Stored entries
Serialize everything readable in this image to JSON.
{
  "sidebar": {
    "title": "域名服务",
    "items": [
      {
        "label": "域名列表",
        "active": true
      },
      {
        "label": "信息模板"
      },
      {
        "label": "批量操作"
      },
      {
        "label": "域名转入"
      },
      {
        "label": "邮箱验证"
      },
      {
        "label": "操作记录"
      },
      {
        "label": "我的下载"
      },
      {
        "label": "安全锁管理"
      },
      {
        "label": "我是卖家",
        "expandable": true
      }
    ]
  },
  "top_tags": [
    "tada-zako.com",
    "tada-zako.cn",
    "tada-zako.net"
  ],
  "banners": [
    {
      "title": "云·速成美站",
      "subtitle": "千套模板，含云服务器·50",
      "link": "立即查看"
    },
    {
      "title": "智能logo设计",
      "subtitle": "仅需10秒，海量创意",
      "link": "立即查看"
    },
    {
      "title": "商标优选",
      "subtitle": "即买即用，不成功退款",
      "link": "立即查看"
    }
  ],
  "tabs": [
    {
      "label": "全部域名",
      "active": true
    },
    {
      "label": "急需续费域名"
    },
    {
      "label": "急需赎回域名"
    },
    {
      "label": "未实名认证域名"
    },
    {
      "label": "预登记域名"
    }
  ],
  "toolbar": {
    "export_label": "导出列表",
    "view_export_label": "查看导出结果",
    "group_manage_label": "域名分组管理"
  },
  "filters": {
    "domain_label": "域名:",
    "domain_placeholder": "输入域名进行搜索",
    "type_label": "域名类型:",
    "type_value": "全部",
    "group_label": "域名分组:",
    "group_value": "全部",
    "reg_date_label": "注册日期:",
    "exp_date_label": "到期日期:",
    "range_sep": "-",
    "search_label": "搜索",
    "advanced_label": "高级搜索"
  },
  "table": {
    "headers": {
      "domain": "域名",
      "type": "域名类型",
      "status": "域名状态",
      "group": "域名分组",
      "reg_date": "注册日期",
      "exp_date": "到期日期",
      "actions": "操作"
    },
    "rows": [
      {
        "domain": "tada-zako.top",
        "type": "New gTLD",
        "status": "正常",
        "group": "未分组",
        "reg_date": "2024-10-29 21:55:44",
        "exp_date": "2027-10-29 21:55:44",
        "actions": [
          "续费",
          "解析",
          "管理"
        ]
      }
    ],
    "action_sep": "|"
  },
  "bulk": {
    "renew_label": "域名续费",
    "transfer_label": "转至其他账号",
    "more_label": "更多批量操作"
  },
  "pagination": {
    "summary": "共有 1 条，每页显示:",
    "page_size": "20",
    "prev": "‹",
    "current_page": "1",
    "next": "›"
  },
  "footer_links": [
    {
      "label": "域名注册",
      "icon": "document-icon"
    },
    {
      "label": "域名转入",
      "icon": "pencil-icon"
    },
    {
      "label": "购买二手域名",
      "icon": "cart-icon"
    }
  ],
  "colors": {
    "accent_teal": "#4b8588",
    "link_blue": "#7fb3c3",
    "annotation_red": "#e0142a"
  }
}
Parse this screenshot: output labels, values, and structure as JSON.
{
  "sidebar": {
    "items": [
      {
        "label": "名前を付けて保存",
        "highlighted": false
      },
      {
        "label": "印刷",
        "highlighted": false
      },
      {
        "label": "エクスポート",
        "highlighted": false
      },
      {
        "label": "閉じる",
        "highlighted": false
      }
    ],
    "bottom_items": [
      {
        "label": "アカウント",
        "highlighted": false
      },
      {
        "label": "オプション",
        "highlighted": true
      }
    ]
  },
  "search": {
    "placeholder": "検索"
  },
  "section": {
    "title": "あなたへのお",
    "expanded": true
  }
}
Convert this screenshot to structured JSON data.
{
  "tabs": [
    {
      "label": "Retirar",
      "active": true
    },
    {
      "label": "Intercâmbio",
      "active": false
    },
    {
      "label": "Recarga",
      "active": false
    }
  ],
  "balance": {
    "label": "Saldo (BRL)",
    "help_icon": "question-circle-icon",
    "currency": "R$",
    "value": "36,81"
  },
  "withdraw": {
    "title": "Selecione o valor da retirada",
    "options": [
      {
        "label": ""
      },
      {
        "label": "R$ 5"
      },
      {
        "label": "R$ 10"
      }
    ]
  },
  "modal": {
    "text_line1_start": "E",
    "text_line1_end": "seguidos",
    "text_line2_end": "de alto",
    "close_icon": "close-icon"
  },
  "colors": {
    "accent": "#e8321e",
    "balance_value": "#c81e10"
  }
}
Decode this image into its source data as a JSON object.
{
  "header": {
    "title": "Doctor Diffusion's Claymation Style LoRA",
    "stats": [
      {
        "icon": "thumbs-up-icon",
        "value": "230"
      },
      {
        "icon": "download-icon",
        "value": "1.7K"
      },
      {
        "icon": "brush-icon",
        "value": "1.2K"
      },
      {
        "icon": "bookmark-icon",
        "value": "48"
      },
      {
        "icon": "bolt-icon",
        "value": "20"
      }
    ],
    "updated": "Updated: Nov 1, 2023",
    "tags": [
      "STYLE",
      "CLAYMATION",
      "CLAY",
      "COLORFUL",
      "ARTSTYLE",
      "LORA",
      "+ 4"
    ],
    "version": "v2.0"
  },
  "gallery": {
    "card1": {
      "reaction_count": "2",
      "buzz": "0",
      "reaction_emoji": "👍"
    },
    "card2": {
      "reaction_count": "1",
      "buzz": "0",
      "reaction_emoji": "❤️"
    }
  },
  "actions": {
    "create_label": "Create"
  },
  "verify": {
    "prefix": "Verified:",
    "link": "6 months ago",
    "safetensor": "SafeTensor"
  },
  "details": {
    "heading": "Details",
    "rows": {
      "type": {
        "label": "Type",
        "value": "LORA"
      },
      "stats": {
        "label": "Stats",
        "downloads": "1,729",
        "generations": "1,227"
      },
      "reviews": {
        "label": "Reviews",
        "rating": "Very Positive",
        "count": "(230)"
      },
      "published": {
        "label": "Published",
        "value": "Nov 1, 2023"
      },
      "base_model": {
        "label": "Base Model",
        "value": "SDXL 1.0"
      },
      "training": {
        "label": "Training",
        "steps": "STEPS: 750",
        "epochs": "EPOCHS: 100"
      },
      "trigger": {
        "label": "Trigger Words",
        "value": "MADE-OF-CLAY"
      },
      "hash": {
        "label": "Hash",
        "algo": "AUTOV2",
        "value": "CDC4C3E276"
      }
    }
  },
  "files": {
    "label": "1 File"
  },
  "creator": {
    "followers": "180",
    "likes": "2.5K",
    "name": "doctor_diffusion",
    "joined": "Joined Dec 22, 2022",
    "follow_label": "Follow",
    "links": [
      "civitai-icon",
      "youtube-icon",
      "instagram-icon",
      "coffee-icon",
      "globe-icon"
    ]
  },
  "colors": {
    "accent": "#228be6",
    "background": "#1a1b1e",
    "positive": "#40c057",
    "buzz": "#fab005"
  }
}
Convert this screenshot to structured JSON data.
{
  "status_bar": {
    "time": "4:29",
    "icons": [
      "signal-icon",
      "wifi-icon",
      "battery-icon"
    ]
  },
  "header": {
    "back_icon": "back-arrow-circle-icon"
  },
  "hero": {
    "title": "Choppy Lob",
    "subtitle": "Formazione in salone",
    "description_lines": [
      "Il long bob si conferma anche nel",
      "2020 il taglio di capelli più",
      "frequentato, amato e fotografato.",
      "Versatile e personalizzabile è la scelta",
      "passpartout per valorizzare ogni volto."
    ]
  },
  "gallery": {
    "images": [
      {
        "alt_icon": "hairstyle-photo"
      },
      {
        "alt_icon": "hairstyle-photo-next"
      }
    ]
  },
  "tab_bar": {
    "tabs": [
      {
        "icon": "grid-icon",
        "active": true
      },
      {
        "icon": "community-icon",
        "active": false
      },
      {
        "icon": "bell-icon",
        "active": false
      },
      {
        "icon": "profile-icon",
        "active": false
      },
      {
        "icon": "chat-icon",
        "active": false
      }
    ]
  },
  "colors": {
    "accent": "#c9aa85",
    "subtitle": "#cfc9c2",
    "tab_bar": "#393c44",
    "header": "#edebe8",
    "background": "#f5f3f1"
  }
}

→ AIM: Select every line in the records above that contains the word "subtitle".

→ TASK OUTPUT:
      "subtitle": "千套模板，含云服务器·50",
      "subtitle": "仅需10秒，海量创意",
      "subtitle": "即买即用，不成功退款",
    "subtitle": "Formazione in salone",
    "subtitle": "#cfc9c2",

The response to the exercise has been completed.